### TASK OBJECTIVE:
From the records below, return word for word the lines starting at the one that contains "nav-link[interactable]: PROFILE —" and ending at the one that contains "pencil-icon — [309, 324, 323, 337]", both included.

### RECORDS SUPPLIED:
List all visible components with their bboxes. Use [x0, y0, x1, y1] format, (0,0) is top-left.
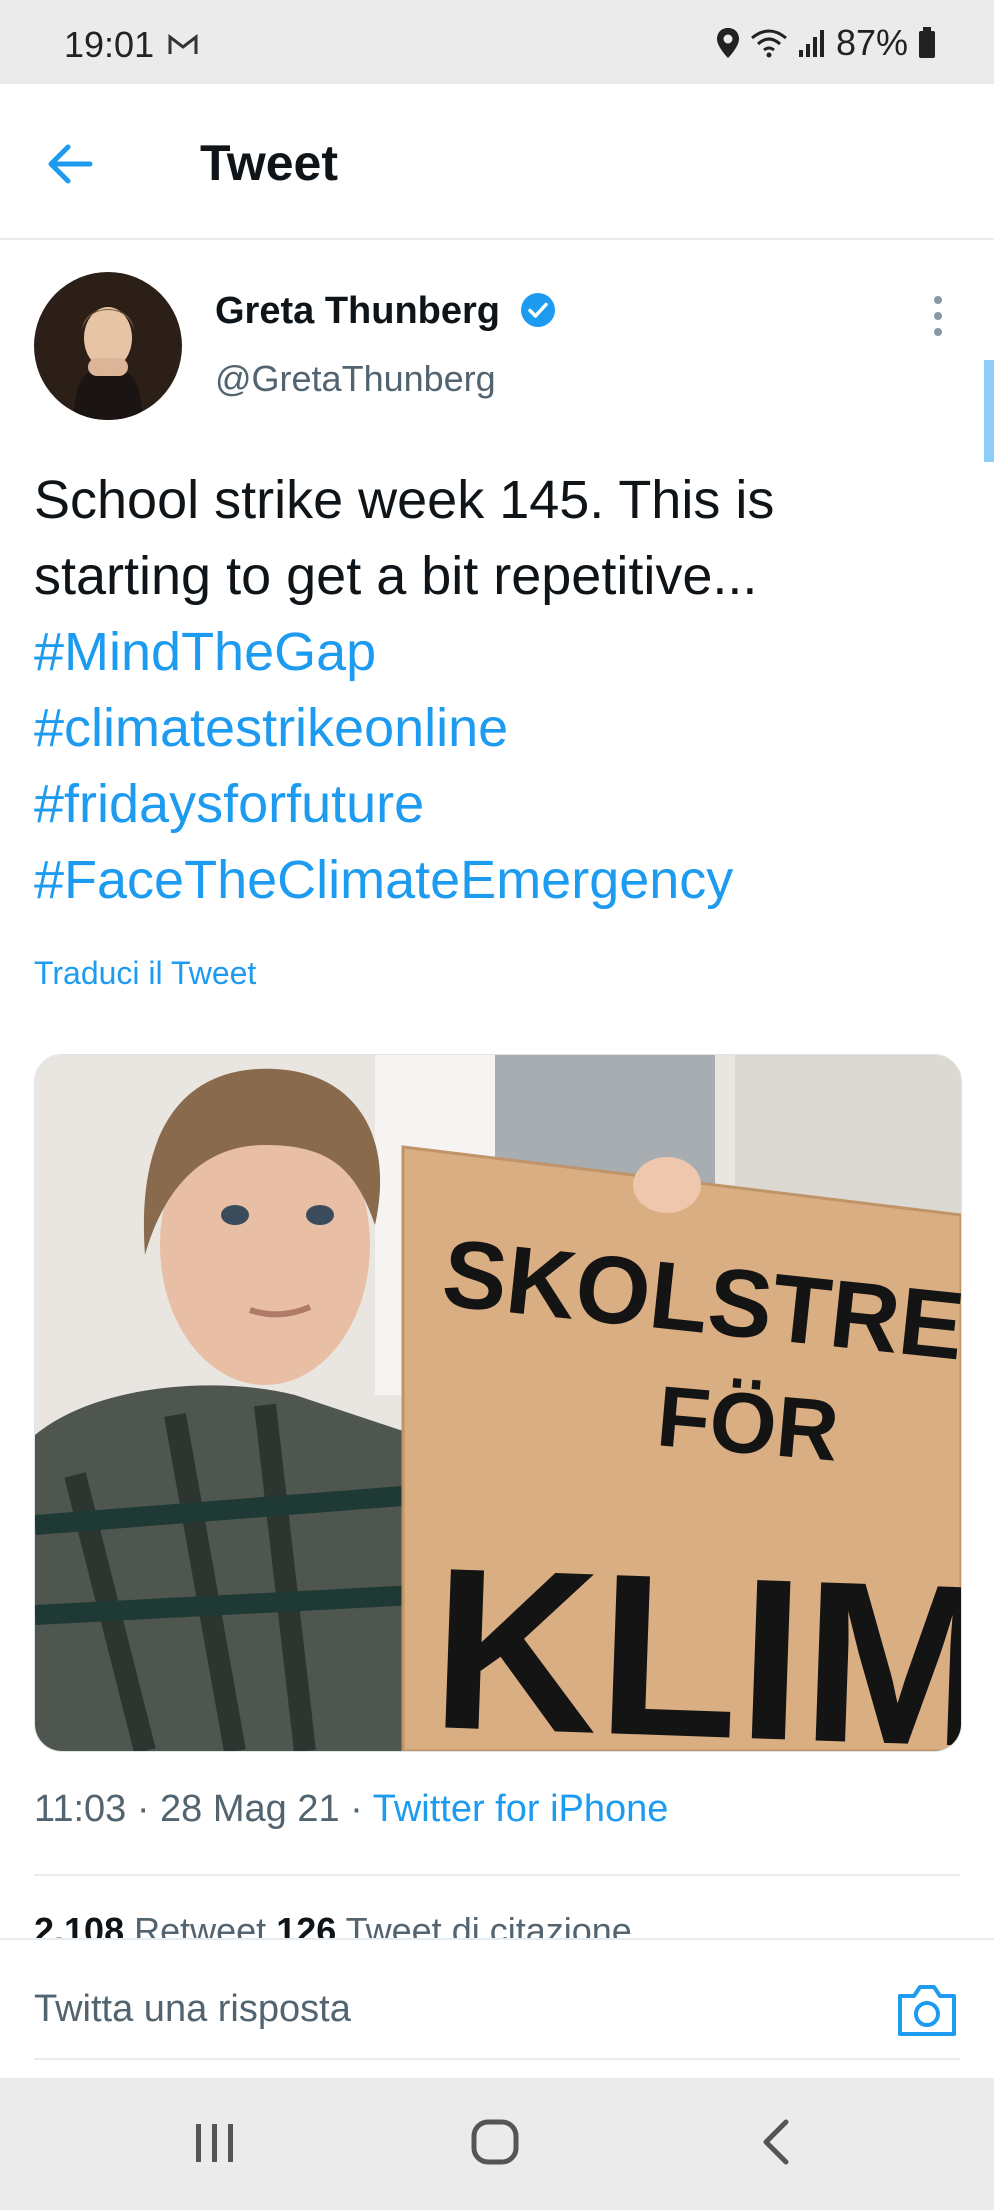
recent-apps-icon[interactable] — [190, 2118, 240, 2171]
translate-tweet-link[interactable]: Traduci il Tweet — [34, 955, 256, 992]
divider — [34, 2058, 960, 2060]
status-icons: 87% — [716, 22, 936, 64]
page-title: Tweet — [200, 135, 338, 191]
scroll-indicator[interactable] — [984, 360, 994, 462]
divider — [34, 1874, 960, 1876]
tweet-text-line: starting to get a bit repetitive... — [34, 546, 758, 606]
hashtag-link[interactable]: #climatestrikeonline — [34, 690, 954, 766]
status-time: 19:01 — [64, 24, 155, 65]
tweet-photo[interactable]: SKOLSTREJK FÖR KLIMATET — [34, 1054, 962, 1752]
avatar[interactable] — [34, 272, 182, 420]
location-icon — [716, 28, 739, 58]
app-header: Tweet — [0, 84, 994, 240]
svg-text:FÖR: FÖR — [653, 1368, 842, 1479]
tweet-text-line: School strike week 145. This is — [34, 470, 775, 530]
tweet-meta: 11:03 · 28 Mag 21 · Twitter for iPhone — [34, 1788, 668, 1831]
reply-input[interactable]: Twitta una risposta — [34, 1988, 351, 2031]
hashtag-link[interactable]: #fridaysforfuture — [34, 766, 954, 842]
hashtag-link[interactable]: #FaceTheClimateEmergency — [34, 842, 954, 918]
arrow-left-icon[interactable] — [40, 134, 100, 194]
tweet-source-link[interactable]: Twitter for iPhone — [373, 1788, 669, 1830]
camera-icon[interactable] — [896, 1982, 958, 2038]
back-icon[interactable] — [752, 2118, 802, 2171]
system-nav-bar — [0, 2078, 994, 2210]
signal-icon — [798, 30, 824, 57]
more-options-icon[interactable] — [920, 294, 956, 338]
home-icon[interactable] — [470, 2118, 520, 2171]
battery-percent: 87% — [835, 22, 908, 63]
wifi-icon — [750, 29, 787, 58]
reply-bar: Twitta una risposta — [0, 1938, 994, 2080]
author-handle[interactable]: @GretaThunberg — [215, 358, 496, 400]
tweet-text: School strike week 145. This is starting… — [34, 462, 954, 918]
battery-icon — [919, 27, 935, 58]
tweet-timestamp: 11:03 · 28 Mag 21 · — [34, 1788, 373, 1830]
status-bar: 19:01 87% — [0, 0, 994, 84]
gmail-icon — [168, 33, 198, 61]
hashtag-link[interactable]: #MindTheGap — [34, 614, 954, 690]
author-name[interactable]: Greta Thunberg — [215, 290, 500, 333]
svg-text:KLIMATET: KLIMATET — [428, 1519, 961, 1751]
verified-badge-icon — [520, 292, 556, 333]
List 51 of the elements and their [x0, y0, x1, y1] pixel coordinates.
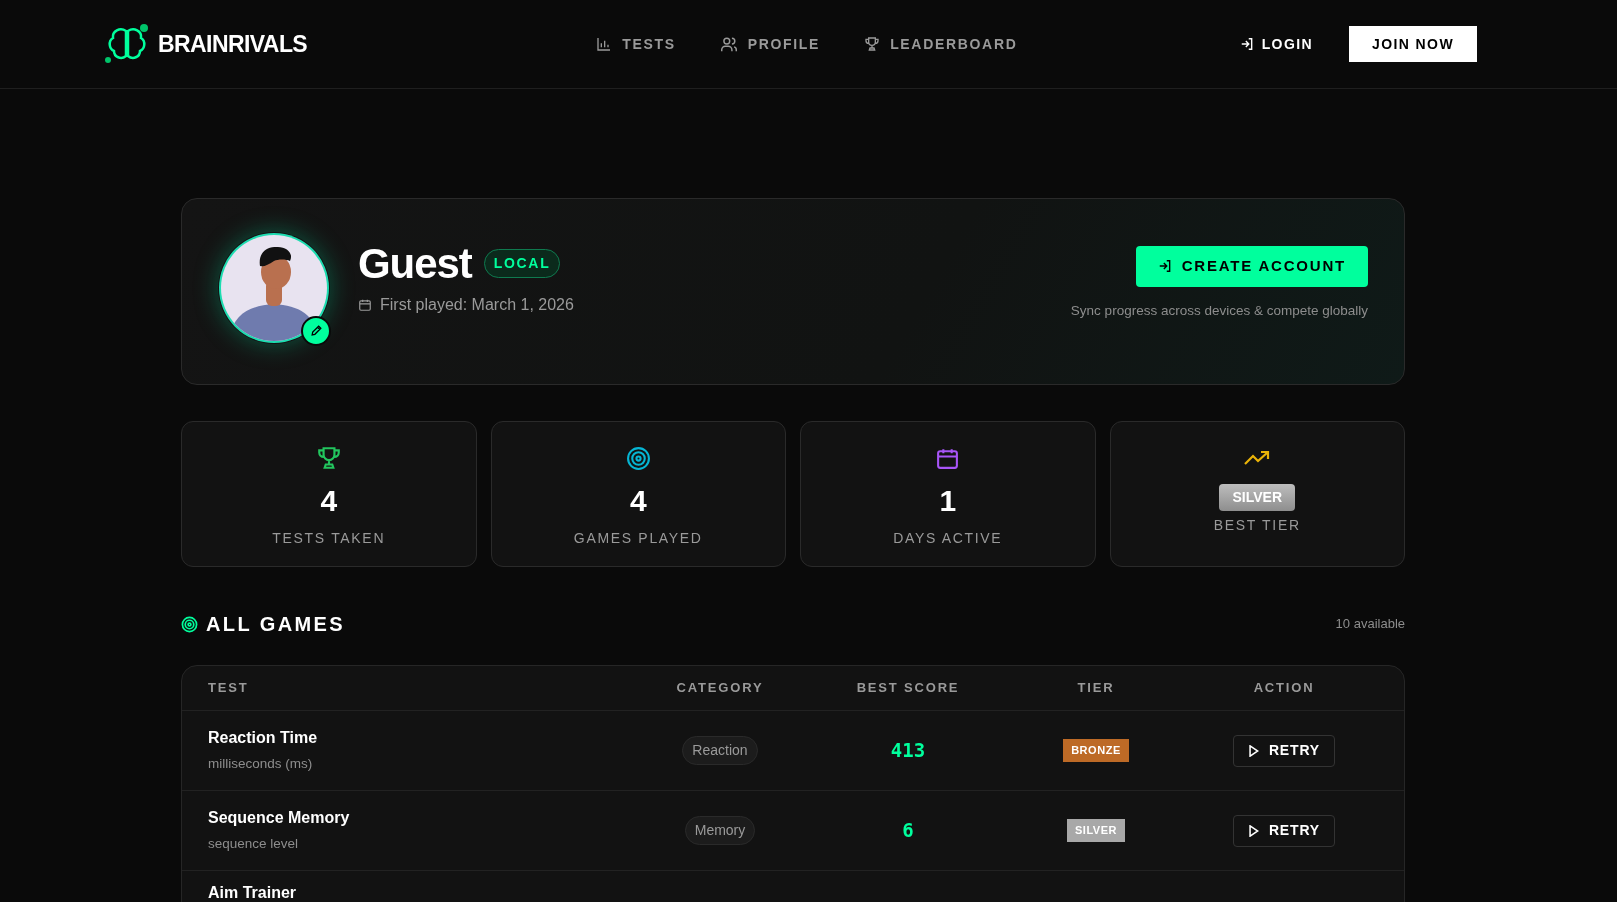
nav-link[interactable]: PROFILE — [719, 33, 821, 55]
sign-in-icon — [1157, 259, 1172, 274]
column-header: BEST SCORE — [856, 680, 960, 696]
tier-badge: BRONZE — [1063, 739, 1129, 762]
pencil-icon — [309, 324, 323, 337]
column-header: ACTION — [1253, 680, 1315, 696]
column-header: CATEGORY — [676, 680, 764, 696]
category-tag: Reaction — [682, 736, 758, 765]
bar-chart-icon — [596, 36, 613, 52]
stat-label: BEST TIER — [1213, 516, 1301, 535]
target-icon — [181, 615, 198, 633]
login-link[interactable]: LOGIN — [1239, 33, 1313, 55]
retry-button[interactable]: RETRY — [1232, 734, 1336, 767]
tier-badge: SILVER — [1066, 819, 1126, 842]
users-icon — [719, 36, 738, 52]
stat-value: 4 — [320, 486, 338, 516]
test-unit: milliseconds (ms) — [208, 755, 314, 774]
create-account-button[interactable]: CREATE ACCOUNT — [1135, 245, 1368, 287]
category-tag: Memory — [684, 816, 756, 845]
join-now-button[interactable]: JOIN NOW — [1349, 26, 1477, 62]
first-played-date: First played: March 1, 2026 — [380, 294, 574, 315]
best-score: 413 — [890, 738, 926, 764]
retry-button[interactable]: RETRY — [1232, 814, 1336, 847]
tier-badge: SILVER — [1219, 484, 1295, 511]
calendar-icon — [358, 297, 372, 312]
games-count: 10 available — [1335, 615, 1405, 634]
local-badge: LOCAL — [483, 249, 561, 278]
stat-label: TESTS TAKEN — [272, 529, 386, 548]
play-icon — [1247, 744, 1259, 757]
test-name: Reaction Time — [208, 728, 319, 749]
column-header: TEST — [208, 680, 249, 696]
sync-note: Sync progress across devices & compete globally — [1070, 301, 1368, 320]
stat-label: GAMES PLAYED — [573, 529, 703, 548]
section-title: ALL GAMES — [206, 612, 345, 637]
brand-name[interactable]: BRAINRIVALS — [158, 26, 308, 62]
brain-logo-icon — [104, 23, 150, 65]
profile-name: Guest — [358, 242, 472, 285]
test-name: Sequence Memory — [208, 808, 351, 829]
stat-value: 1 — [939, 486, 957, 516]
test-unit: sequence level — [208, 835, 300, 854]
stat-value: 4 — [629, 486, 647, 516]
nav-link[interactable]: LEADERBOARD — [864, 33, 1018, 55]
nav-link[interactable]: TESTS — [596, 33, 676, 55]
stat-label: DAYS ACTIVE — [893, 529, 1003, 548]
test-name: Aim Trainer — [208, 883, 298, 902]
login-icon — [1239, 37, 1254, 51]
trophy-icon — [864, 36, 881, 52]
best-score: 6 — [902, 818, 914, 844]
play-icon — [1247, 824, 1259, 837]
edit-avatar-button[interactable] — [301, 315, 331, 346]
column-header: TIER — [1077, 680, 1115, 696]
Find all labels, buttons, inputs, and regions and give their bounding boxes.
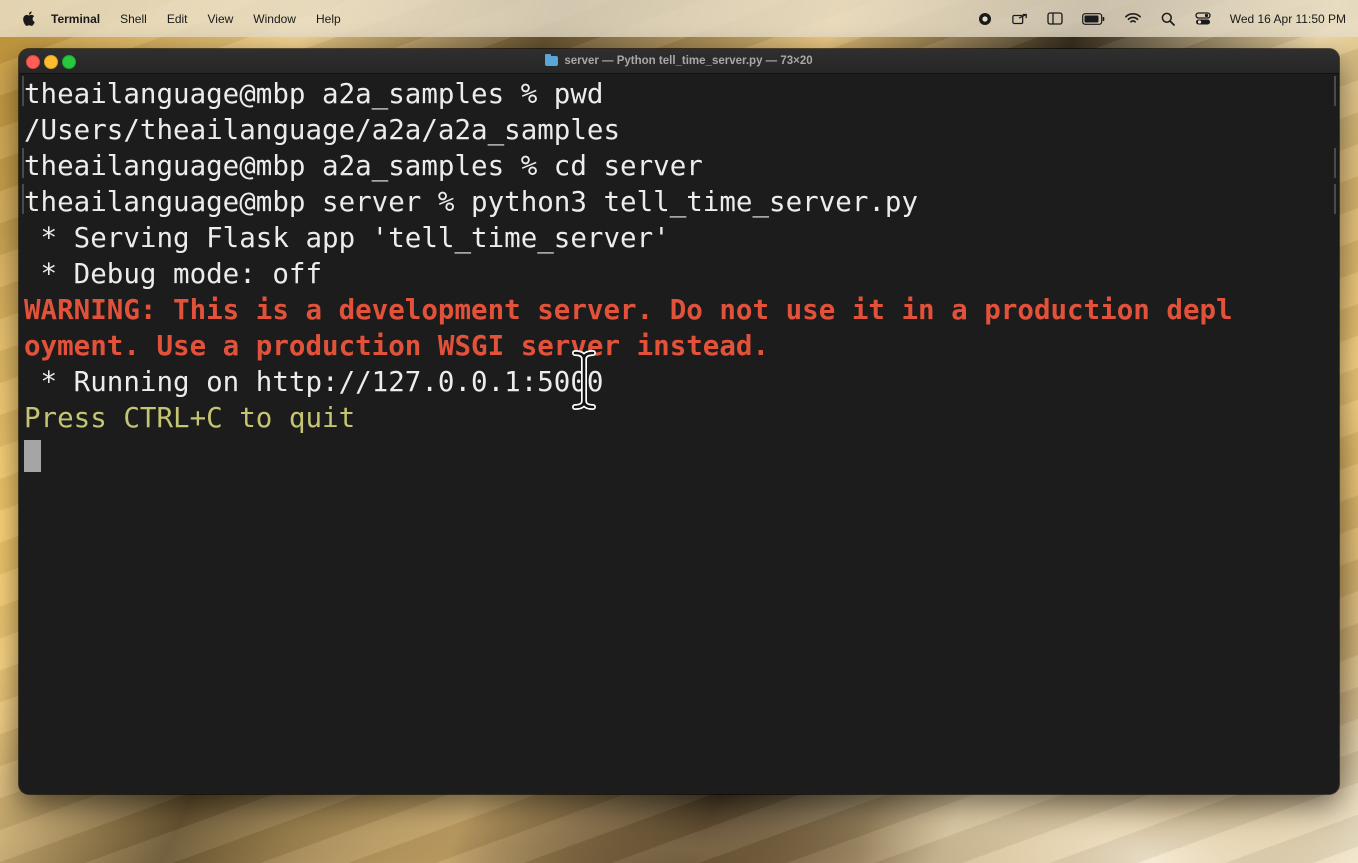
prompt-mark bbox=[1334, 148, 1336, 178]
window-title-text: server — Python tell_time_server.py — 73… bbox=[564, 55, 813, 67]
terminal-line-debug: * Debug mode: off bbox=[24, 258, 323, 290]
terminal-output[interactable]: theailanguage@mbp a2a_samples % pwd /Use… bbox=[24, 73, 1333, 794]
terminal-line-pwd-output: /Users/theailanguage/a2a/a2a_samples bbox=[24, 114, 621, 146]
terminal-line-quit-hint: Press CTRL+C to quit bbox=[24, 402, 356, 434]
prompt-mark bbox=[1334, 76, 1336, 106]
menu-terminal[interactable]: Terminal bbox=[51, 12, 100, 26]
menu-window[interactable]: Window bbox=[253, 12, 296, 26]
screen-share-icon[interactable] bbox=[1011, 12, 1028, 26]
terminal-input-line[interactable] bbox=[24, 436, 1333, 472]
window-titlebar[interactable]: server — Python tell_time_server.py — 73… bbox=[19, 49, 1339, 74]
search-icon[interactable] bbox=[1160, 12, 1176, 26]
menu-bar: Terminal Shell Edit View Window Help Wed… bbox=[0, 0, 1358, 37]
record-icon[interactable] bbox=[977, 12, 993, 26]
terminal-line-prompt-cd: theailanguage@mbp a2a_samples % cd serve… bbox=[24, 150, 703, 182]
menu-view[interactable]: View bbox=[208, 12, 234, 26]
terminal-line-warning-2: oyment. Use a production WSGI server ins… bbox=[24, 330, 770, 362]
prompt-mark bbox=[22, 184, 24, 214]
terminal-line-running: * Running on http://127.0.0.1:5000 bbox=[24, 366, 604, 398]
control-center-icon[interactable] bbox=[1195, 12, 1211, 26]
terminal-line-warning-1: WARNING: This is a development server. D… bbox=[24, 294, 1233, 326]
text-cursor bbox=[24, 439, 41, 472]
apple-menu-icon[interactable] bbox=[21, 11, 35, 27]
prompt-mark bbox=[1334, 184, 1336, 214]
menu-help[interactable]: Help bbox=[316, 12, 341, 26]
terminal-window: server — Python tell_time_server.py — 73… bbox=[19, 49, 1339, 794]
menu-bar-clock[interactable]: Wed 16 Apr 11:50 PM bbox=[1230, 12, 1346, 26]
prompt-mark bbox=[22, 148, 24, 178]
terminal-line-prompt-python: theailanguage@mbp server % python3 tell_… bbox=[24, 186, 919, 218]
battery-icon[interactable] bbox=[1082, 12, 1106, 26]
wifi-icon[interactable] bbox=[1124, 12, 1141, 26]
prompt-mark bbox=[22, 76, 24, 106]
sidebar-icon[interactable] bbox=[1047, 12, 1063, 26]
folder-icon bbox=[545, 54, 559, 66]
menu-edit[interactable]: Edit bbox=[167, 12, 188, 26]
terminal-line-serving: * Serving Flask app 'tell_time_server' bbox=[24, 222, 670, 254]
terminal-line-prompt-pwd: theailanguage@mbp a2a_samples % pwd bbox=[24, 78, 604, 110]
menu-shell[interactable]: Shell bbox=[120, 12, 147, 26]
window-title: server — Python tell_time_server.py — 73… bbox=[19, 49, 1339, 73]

### RIGHT ANSWER:
nav-link[interactable]: PROFILE — [719, 33, 821, 55]
sign-in-icon — [1157, 259, 1172, 274]
column-header: BEST SCORE — [856, 680, 960, 696]
tier-badge: BRONZE — [1063, 739, 1129, 762]
pencil-icon — [309, 324, 323, 337]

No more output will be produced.